_JOB_:
Reproduce the records below exactly as they appear.
------ RECORD SET
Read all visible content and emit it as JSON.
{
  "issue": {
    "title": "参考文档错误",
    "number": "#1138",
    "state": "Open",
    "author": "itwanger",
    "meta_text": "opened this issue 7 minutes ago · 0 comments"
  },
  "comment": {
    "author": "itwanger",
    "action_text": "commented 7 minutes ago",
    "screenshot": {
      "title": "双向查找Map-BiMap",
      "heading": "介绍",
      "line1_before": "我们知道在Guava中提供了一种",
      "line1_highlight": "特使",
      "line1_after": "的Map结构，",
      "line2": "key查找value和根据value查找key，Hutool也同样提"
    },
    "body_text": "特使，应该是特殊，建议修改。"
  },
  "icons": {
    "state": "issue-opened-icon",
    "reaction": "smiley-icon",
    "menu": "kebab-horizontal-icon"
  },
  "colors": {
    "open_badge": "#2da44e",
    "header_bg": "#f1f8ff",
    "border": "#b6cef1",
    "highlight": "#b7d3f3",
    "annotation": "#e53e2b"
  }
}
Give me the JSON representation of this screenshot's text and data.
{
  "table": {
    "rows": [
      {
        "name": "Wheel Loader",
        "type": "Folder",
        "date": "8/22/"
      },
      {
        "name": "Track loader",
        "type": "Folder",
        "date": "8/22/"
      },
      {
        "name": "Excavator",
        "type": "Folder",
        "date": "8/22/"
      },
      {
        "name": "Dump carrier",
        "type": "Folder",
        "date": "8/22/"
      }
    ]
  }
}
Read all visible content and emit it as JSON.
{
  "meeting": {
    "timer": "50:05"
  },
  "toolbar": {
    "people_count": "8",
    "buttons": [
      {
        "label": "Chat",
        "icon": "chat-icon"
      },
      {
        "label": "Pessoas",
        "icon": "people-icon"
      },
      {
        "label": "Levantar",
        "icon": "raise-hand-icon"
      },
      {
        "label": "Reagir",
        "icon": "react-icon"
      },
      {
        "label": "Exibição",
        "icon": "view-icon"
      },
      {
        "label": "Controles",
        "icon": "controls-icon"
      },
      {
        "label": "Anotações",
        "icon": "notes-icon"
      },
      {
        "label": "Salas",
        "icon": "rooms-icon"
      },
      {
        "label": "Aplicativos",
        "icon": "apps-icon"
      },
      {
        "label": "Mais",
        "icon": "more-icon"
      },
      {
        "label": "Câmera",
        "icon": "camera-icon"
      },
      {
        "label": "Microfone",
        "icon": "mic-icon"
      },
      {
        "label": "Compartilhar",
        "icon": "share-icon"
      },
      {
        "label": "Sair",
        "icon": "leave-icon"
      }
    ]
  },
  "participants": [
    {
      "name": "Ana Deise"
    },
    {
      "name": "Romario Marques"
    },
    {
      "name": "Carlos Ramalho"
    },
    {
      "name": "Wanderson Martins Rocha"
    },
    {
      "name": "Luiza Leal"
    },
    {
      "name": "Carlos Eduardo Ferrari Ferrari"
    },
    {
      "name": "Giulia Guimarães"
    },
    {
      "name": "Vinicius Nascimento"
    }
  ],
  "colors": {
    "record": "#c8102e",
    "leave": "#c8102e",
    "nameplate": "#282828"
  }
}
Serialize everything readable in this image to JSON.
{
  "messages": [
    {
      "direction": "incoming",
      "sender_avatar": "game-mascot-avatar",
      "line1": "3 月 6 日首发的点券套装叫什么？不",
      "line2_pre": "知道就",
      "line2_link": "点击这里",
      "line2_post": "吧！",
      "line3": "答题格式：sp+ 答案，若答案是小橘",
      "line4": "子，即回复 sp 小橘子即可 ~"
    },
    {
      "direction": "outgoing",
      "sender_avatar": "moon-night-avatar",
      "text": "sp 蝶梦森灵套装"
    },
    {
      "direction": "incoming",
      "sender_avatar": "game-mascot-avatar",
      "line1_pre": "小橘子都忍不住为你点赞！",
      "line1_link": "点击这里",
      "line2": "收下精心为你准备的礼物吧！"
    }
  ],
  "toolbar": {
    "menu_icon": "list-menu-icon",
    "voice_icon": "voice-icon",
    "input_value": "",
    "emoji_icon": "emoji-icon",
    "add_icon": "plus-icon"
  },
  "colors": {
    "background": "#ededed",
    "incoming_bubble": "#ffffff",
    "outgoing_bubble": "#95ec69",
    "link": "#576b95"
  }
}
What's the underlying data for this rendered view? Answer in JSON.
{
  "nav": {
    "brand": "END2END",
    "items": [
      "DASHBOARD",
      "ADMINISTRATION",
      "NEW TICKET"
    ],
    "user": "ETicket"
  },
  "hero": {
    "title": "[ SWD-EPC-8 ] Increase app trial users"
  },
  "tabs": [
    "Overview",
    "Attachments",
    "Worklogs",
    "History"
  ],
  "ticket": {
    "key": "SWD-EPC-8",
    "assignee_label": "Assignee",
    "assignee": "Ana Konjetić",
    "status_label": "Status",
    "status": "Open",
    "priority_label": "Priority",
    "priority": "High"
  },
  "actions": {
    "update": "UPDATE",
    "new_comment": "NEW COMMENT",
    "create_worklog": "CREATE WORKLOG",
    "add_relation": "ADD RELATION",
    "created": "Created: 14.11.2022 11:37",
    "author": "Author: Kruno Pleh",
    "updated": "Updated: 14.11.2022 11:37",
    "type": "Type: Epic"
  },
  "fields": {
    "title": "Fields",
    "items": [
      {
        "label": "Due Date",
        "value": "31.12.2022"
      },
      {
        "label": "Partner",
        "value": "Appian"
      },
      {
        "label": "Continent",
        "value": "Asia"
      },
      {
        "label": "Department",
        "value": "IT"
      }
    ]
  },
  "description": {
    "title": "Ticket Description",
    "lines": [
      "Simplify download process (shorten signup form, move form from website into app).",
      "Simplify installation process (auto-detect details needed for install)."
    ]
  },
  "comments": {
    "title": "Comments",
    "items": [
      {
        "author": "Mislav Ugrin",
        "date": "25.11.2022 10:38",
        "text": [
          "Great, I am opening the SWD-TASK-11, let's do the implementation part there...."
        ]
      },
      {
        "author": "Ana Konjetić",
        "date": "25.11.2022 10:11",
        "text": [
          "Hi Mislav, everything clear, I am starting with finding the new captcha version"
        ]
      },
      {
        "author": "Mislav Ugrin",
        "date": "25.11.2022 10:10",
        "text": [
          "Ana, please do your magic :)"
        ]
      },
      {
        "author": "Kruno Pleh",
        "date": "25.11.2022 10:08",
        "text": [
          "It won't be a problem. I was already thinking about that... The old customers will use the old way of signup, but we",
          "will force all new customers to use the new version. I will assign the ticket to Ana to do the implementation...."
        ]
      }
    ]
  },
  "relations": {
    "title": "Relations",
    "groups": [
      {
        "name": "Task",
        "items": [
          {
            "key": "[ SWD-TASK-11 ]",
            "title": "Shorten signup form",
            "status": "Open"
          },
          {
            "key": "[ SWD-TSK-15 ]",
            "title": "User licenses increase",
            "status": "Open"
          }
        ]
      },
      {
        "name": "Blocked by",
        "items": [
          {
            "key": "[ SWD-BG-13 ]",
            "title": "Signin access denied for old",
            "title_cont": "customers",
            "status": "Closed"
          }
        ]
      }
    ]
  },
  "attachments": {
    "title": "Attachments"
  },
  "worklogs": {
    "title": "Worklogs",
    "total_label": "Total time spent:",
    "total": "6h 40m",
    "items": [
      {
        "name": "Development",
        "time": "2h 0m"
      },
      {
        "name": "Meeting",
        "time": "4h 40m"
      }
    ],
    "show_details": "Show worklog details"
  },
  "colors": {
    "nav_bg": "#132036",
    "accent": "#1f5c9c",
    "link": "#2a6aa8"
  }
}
------------
_SOLUTION_:
Read all visible content and emit it as JSON.
{
  "issue": {
    "title": "参考文档错误",
    "number": "#1138",
    "state": "Open",
    "author": "itwanger",
    "meta_text": "opened this issue 7 minutes ago · 0 comments"
  },
  "comment": {
    "author": "itwanger",
    "action_text": "commented 7 minutes ago",
    "screenshot": {
      "title": "双向查找Map-BiMap",
      "heading": "介绍",
      "line1_before": "我们知道在Guava中提供了一种",
      "line1_highlight": "特使",
      "line1_after": "的Map结构，",
      "line2": "key查找value和根据value查找key，Hutool也同样提"
    },
    "body_text": "特使，应该是特殊，建议修改。"
  },
  "icons": {
    "state": "issue-opened-icon",
    "reaction": "smiley-icon",
    "menu": "kebab-horizontal-icon"
  },
  "colors": {
    "open_badge": "#2da44e",
    "header_bg": "#f1f8ff",
    "border": "#b6cef1",
    "highlight": "#b7d3f3",
    "annotation": "#e53e2b"
  }
}
Give me the JSON representation of this screenshot's text and data.
{
  "table": {
    "rows": [
      {
        "name": "Wheel Loader",
        "type": "Folder",
        "date": "8/22/"
      },
      {
        "name": "Track loader",
        "type": "Folder",
        "date": "8/22/"
      },
      {
        "name": "Excavator",
        "type": "Folder",
        "date": "8/22/"
      },
      {
        "name": "Dump carrier",
        "type": "Folder",
        "date": "8/22/"
      }
    ]
  }
}
Read all visible content and emit it as JSON.
{
  "meeting": {
    "timer": "50:05"
  },
  "toolbar": {
    "people_count": "8",
    "buttons": [
      {
        "label": "Chat",
        "icon": "chat-icon"
      },
      {
        "label": "Pessoas",
        "icon": "people-icon"
      },
      {
        "label": "Levantar",
        "icon": "raise-hand-icon"
      },
      {
        "label": "Reagir",
        "icon": "react-icon"
      },
      {
        "label": "Exibição",
        "icon": "view-icon"
      },
      {
        "label": "Controles",
        "icon": "controls-icon"
      },
      {
        "label": "Anotações",
        "icon": "notes-icon"
      },
      {
        "label": "Salas",
        "icon": "rooms-icon"
      },
      {
        "label": "Aplicativos",
        "icon": "apps-icon"
      },
      {
        "label": "Mais",
        "icon": "more-icon"
      },
      {
        "label": "Câmera",
        "icon": "camera-icon"
      },
      {
        "label": "Microfone",
        "icon": "mic-icon"
      },
      {
        "label": "Compartilhar",
        "icon": "share-icon"
      },
      {
        "label": "Sair",
        "icon": "leave-icon"
      }
    ]
  },
  "participants": [
    {
      "name": "Ana Deise"
    },
    {
      "name": "Romario Marques"
    },
    {
      "name": "Carlos Ramalho"
    },
    {
      "name": "Wanderson Martins Rocha"
    },
    {
      "name": "Luiza Leal"
    },
    {
      "name": "Carlos Eduardo Ferrari Ferrari"
    },
    {
      "name": "Giulia Guimarães"
    },
    {
      "name": "Vinicius Nascimento"
    }
  ],
  "colors": {
    "record": "#c8102e",
    "leave": "#c8102e",
    "nameplate": "#282828"
  }
}
Serialize everything readable in this image to JSON.
{
  "messages": [
    {
      "direction": "incoming",
      "sender_avatar": "game-mascot-avatar",
      "line1": "3 月 6 日首发的点券套装叫什么？不",
      "line2_pre": "知道就",
      "line2_link": "点击这里",
      "line2_post": "吧！",
      "line3": "答题格式：sp+ 答案，若答案是小橘",
      "line4": "子，即回复 sp 小橘子即可 ~"
    },
    {
      "direction": "outgoing",
      "sender_avatar": "moon-night-avatar",
      "text": "sp 蝶梦森灵套装"
    },
    {
      "direction": "incoming",
      "sender_avatar": "game-mascot-avatar",
      "line1_pre": "小橘子都忍不住为你点赞！",
      "line1_link": "点击这里",
      "line2": "收下精心为你准备的礼物吧！"
    }
  ],
  "toolbar": {
    "menu_icon": "list-menu-icon",
    "voice_icon": "voice-icon",
    "input_value": "",
    "emoji_icon": "emoji-icon",
    "add_icon": "plus-icon"
  },
  "colors": {
    "background": "#ededed",
    "incoming_bubble": "#ffffff",
    "outgoing_bubble": "#95ec69",
    "link": "#576b95"
  }
}
What's the underlying data for this rendered view? Answer in JSON.
{
  "nav": {
    "brand": "END2END",
    "items": [
      "DASHBOARD",
      "ADMINISTRATION",
      "NEW TICKET"
    ],
    "user": "ETicket"
  },
  "hero": {
    "title": "[ SWD-EPC-8 ] Increase app trial users"
  },
  "tabs": [
    "Overview",
    "Attachments",
    "Worklogs",
    "History"
  ],
  "ticket": {
    "key": "SWD-EPC-8",
    "assignee_label": "Assignee",
    "assignee": "Ana Konjetić",
    "status_label": "Status",
    "status": "Open",
    "priority_label": "Priority",
    "priority": "High"
  },
  "actions": {
    "update": "UPDATE",
    "new_comment": "NEW COMMENT",
    "create_worklog": "CREATE WORKLOG",
    "add_relation": "ADD RELATION",
    "created": "Created: 14.11.2022 11:37",
    "author": "Author: Kruno Pleh",
    "updated": "Updated: 14.11.2022 11:37",
    "type": "Type: Epic"
  },
  "fields": {
    "title": "Fields",
    "items": [
      {
        "label": "Due Date",
        "value": "31.12.2022"
      },
      {
        "label": "Partner",
        "value": "Appian"
      },
      {
        "label": "Continent",
        "value": "Asia"
      },
      {
        "label": "Department",
        "value": "IT"
      }
    ]
  },
  "description": {
    "title": "Ticket Description",
    "lines": [
      "Simplify download process (shorten signup form, move form from website into app).",
      "Simplify installation process (auto-detect details needed for install)."
    ]
  },
  "comments": {
    "title": "Comments",
    "items": [
      {
        "author": "Mislav Ugrin",
        "date": "25.11.2022 10:38",
        "text": [
          "Great, I am opening the SWD-TASK-11, let's do the implementation part there...."
        ]
      },
      {
        "author": "Ana Konjetić",
        "date": "25.11.2022 10:11",
        "text": [
          "Hi Mislav, everything clear, I am starting with finding the new captcha version"
        ]
      },
      {
        "author": "Mislav Ugrin",
        "date": "25.11.2022 10:10",
        "text": [
          "Ana, please do your magic :)"
        ]
      },
      {
        "author": "Kruno Pleh",
        "date": "25.11.2022 10:08",
        "text": [
          "It won't be a problem. I was already thinking about that... The old customers will use the old way of signup, but we",
          "will force all new customers to use the new version. I will assign the ticket to Ana to do the implementation...."
        ]
      }
    ]
  },
  "relations": {
    "title": "Relations",
    "groups": [
      {
        "name": "Task",
        "items": [
          {
            "key": "[ SWD-TASK-11 ]",
            "title": "Shorten signup form",
            "status": "Open"
          },
          {
            "key": "[ SWD-TSK-15 ]",
            "title": "User licenses increase",
            "status": "Open"
          }
        ]
      },
      {
        "name": "Blocked by",
        "items": [
          {
            "key": "[ SWD-BG-13 ]",
            "title": "Signin access denied for old",
            "title_cont": "customers",
            "status": "Closed"
          }
        ]
      }
    ]
  },
  "attachments": {
    "title": "Attachments"
  },
  "worklogs": {
    "title": "Worklogs",
    "total_label": "Total time spent:",
    "total": "6h 40m",
    "items": [
      {
        "name": "Development",
        "time": "2h 0m"
      },
      {
        "name": "Meeting",
        "time": "4h 40m"
      }
    ],
    "show_details": "Show worklog details"
  },
  "colors": {
    "nav_bg": "#132036",
    "accent": "#1f5c9c",
    "link": "#2a6aa8"
  }
}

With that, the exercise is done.